Saved entries

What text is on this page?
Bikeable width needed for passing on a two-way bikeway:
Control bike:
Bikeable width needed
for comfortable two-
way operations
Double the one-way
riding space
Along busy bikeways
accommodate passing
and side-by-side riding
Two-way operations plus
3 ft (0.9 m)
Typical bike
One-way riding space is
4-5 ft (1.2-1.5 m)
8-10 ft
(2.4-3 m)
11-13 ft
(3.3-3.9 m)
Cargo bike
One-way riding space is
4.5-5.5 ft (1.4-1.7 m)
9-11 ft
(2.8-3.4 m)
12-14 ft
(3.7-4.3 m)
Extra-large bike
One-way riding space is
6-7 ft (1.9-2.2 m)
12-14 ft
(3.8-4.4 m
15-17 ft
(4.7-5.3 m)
==
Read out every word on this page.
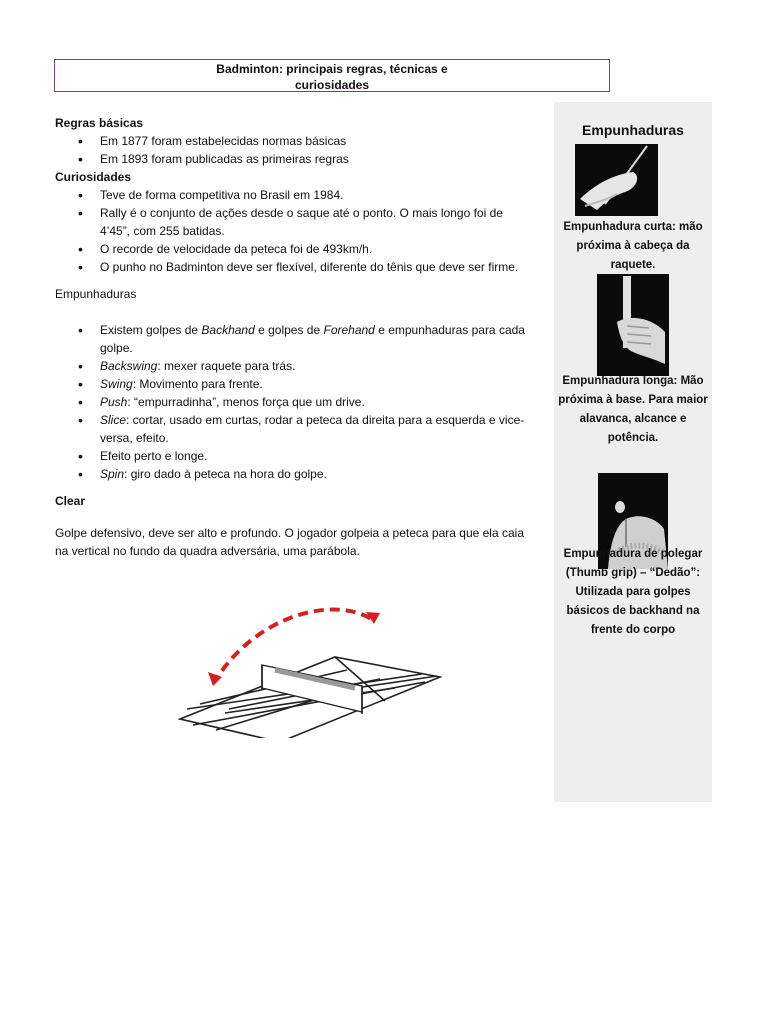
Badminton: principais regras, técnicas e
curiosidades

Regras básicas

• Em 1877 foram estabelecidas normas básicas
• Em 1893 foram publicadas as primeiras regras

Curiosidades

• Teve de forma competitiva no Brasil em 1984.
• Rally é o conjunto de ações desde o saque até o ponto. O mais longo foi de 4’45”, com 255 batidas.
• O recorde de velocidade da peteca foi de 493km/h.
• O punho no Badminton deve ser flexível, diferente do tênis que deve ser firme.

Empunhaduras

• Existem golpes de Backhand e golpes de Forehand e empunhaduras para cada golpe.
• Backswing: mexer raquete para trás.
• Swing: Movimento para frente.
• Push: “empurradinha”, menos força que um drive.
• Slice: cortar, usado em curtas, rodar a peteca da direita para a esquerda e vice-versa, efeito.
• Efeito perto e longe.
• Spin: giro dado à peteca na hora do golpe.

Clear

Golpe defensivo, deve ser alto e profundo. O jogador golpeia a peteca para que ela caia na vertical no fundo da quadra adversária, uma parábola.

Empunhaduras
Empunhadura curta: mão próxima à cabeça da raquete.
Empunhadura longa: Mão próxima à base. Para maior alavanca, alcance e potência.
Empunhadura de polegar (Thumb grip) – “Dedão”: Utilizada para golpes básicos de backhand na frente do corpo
---
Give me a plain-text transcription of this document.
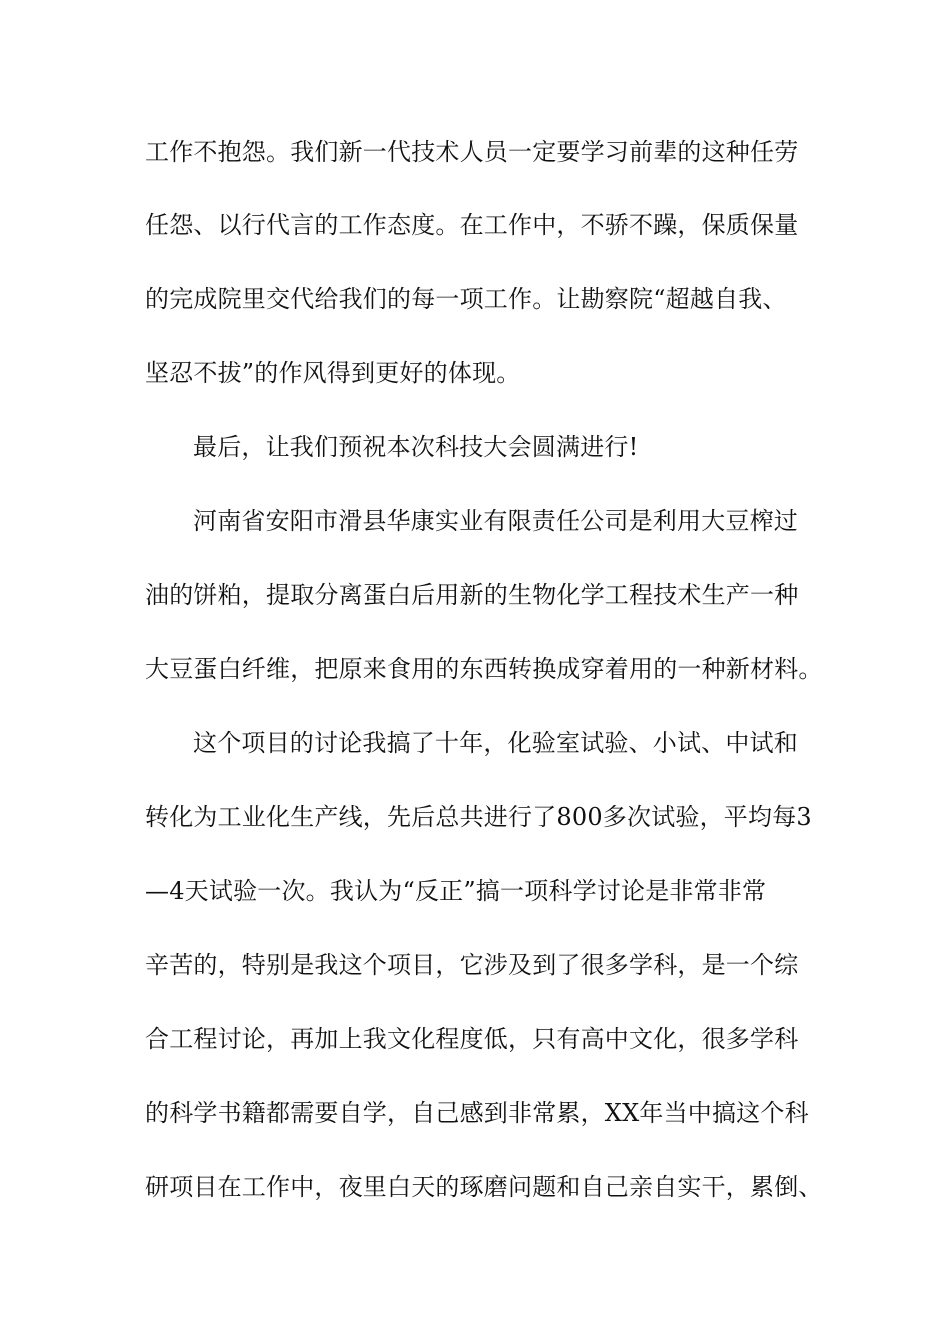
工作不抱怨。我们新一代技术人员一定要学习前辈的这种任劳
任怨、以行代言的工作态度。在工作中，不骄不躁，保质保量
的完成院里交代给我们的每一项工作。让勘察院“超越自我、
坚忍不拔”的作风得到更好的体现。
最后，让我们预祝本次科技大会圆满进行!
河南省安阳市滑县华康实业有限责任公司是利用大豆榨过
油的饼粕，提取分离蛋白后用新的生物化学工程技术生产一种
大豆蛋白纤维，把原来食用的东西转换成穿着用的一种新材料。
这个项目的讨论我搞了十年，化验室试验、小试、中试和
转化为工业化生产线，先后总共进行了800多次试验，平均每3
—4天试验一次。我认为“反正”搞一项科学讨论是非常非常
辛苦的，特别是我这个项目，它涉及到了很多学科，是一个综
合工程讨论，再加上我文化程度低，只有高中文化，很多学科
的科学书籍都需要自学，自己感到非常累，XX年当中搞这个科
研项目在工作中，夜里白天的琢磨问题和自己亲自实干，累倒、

### [What the task asks]
Search the records for the word "passing", then list every line that has it.

### [Solution to the exercise]
Bikeable width needed for passing on a two-way bikeway:
accommodate passing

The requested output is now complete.